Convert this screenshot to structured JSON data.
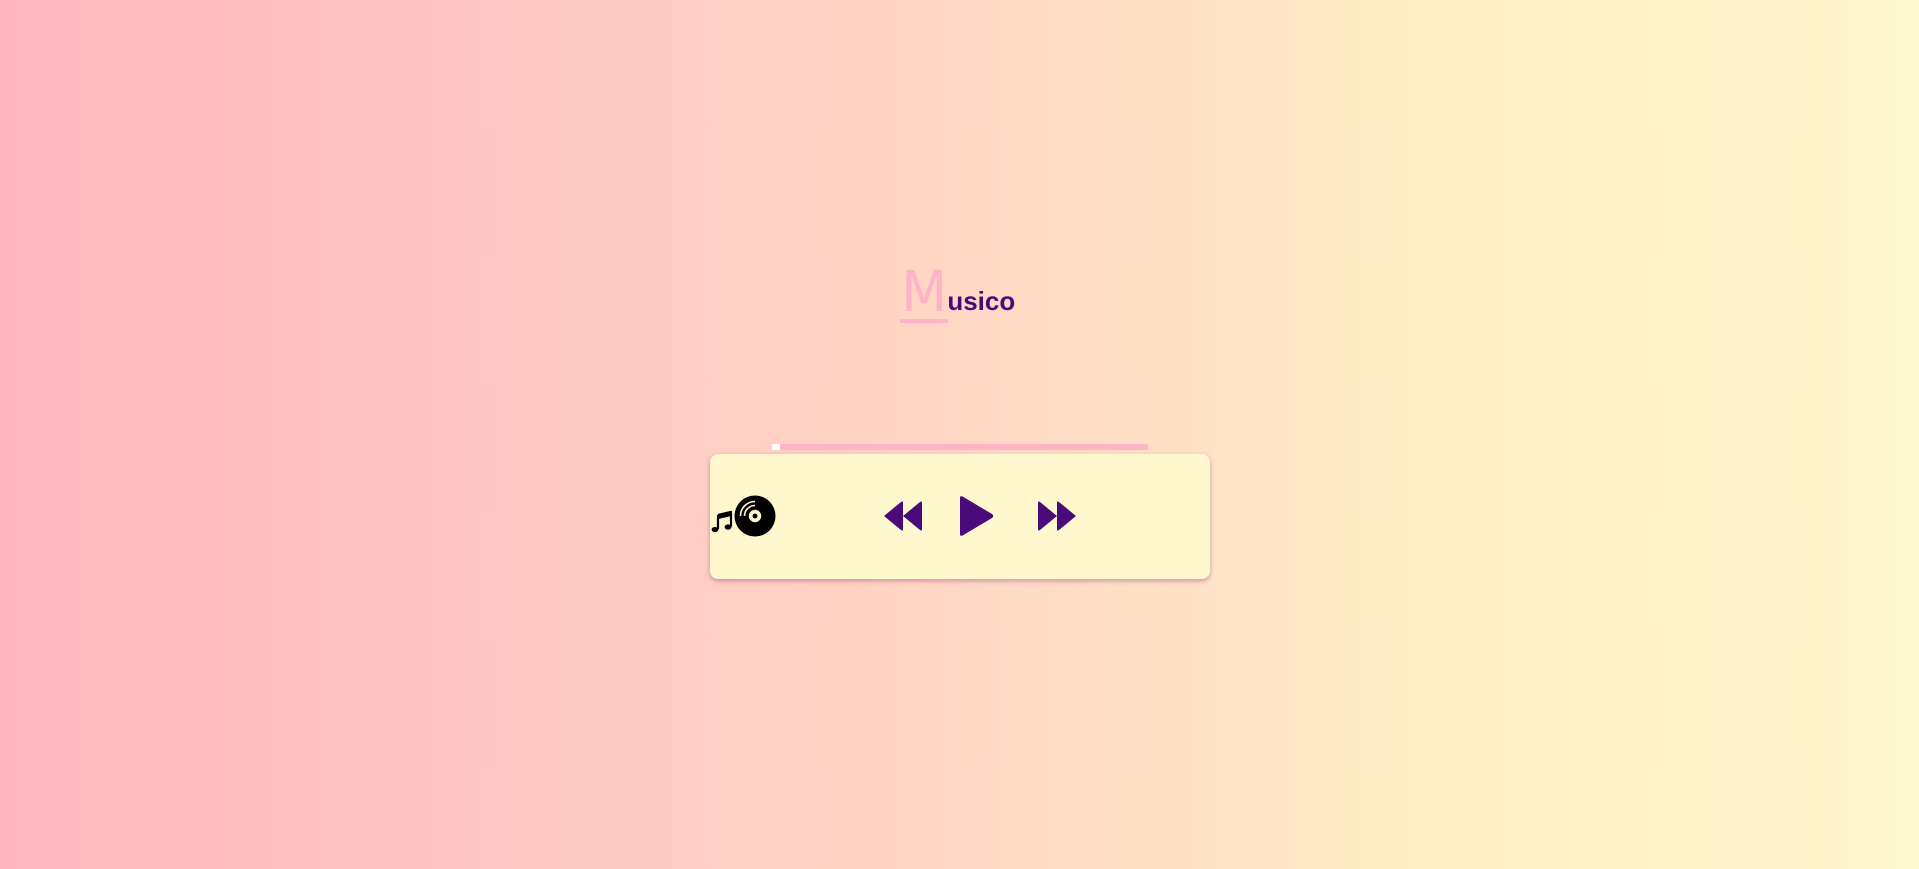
{
  "app": {
    "logo_initial": "M",
    "logo_rest": "usico"
  },
  "player": {
    "progress_fraction": 0.02,
    "controls": {
      "prev_icon": "rewind-icon",
      "play_icon": "play-icon",
      "next_icon": "fast-forward-icon"
    },
    "icons": {
      "note": "music-note-icon",
      "disc": "vinyl-disc-icon"
    }
  },
  "colors": {
    "accent_pink": "#ffb3c6",
    "brand_purple": "#4b0a7a",
    "card_background": "#fff8cf",
    "background_left": "#ffb6c1",
    "background_right": "#fff8d0"
  }
}
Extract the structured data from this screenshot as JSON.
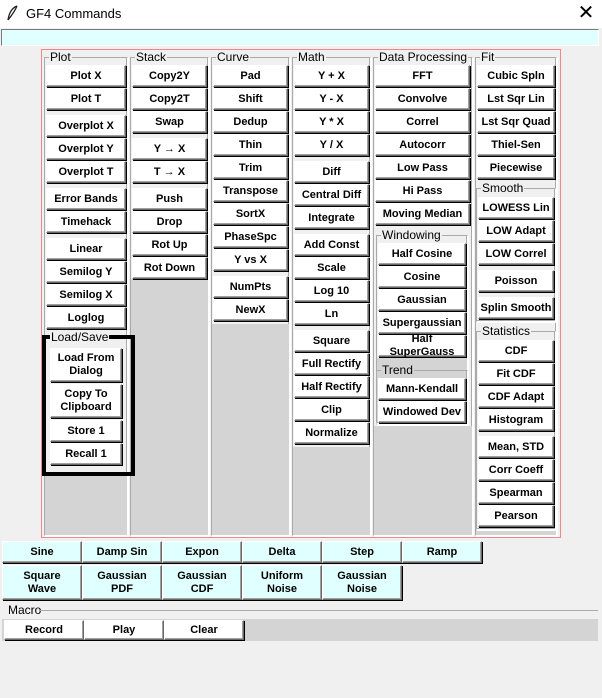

• **PROBLEM DESCRIPTION**
Restate the whole of the material word for word without the pictures.

• **FINAL ANSWER**
Convert this screenshot to structured JSON data.
{
  "app": {
    "logo_initial": "M",
    "logo_rest": "usico"
  },
  "player": {
    "progress_fraction": 0.02,
    "controls": {
      "prev_icon": "rewind-icon",
      "play_icon": "play-icon",
      "next_icon": "fast-forward-icon"
    },
    "icons": {
      "note": "music-note-icon",
      "disc": "vinyl-disc-icon"
    }
  },
  "colors": {
    "accent_pink": "#ffb3c6",
    "brand_purple": "#4b0a7a",
    "card_background": "#fff8cf",
    "background_left": "#ffb6c1",
    "background_right": "#fff8d0"
  }
}
Extract the structured data from this screenshot as JSON.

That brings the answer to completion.